No discussion of access patterns is complete without some discussion of FIFO. Basically, FIFO has all sorts of nasty side effects – it tends to penalize indexing, renders various concurrency optimizations useless and tends to incur more disk searching in cases where swapping is required because the number of Entry’s is larger than available memory – it’s basically cache defeating (you actually want the least recently accessed Entry and that’s the first element to be swapped to disk by most decent caching algorithms). One can change cache policies etc but this can slow down other forms of search in cases where you want random access on top of the FIFO behaviour.

The amount of concurrent access stresses the transport. nio is the basic solution adopted here and those JavaSpaces running a custom socket protocol or using JERI (which has an nio option) are at an advantage. Concurrency also exaggerates issues associated with swapping particularly disk thrashing and the effectiveness of the cache policy. It can cause lock contention on caches (particularly in the presence of swapping) and other areas of the engine particularly in the implementation of the behaviour where a blocking take/read is awoken by the arrival of a new Entry from a write.

The number of notify requests dictates the amount of latent template matching the engine has to do for newly written Entry’s. High rates of Entry arrival can overflow queues and stack up behind delivery of the events to remote clients. JavaSpaces implementations typically combat this by applying throttling and using multiple threads to process new Entry’s and deliver events. There’s a certain amount of advantage in using indexing/hashing but it’s mostly a brute force exercise based around thread pools. More threads and more CPU’s means faster notify processing but the network and transport will also be a potential bottleneck. Essentially, notify is a push mechanism whilst take and read are pull mechanisms. Notify requires extra CPU effort because it has to deliver the payload to the client as well as determine matching whilst take and read take some of the delivery load off the engine.

EXERCISES TO COMPLETE:
A. Please return the stretch of the JavaSpaces passage from "The number of notify" through "off the engine.", copied word for word.
B. Answer these questions from the JavaSpaces passage:
(i) According to the passage, what does FIFO tend to penalize?
(ii) What basic solution to transport stress does the passage say is adopted?
(iii) The passage calls notify a push mechanism. What kind of mechanism does it call take and read?

EXTRACTED DATA:
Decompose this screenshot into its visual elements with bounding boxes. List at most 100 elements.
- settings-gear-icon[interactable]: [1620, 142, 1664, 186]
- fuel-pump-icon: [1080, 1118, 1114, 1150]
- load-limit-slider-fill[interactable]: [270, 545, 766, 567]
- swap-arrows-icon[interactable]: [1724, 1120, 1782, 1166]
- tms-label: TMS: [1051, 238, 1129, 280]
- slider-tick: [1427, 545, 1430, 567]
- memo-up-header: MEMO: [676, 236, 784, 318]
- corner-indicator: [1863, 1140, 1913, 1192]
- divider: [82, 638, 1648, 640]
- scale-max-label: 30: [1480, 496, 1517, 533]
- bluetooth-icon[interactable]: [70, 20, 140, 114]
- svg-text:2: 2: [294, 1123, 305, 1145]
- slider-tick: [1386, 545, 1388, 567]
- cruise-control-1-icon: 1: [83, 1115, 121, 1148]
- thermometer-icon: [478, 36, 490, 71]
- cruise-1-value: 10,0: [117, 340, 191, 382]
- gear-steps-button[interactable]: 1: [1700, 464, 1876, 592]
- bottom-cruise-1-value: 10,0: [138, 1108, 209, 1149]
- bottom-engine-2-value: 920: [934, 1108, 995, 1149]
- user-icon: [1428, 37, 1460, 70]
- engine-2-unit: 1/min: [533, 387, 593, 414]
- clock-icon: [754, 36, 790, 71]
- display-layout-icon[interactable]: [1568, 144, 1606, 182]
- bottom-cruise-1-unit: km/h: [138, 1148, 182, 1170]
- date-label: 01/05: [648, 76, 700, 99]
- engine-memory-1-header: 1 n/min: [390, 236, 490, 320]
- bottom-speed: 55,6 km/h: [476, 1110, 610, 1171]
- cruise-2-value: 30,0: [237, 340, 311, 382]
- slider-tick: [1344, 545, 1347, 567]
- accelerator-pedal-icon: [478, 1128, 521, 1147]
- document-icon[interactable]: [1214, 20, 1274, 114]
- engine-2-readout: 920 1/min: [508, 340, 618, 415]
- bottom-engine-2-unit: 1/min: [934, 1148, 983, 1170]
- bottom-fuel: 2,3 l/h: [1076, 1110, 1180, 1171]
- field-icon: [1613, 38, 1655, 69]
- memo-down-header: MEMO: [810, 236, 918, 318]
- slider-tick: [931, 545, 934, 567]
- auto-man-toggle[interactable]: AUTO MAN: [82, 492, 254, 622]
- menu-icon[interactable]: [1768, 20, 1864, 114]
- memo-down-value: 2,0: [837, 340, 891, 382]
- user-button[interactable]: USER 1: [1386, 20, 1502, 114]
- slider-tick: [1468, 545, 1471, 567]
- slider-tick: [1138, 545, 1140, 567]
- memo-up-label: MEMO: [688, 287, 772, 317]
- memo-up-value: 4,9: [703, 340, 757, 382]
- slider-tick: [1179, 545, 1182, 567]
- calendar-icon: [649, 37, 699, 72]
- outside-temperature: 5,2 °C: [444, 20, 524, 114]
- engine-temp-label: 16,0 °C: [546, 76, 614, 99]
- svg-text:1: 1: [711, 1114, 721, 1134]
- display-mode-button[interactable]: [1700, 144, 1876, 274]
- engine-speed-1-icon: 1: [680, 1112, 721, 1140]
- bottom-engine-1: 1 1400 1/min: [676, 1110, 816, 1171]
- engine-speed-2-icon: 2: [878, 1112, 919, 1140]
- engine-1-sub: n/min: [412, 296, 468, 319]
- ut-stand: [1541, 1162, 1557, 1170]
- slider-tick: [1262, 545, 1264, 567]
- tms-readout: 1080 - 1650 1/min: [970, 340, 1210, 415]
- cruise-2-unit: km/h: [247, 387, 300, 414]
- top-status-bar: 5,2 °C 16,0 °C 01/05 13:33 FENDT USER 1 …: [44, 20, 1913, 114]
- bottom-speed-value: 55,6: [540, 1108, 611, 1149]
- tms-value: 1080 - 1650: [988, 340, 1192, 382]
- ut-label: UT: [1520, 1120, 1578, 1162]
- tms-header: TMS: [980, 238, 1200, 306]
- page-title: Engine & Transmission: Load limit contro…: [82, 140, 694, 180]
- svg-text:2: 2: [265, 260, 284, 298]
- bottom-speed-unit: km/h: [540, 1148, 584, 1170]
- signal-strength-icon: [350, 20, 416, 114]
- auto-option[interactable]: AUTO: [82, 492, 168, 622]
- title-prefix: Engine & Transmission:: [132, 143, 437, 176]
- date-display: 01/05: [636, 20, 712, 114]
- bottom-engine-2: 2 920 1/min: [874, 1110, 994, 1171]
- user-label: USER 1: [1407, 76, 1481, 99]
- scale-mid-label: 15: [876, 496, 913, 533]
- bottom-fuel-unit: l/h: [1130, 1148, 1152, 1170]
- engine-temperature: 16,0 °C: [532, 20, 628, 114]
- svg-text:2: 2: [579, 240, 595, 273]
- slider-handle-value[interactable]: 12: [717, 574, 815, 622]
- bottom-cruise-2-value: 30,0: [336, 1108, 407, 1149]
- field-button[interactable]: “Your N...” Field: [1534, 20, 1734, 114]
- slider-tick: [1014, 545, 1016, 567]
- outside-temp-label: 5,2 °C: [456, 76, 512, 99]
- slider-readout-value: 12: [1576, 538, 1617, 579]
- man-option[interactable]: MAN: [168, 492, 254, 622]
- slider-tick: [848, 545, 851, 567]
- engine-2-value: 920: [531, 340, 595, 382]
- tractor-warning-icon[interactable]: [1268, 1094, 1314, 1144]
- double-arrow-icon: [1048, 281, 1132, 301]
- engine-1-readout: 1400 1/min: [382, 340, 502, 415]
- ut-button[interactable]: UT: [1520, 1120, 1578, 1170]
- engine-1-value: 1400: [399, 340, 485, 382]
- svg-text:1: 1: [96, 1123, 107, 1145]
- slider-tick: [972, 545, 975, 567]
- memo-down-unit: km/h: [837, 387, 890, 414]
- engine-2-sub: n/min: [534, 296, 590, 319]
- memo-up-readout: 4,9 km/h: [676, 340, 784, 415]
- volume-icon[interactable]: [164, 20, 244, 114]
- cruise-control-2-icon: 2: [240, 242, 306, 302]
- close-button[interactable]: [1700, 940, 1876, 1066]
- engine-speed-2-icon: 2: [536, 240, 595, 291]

TASK RESULTS:
A.
The number of notify requests dictates the amount of latent template matching the engine has to do for newly written Entry’s. High rates of Entry arrival can overflow queues and stack up behind delivery of the events to remote clients. JavaSpaces implementations typically combat this by applying throttling and using multiple threads to process new Entry’s and deliver events. There’s a certain amount of advantage in using indexing/hashing but it’s mostly a brute force exercise based around thread pools. More threads and more CPU’s means faster notify processing but the network and transport will also be a potential bottleneck. Essentially, notify is a push mechanism whilst take and read are pull mechanisms. Notify requires extra CPU effort because it has to deliver the payload to the client as well as determine matching whilst take and read take some of the delivery load off the engine.

B.
(i) Indexing.
(ii) nio.
(iii) Pull mechanisms.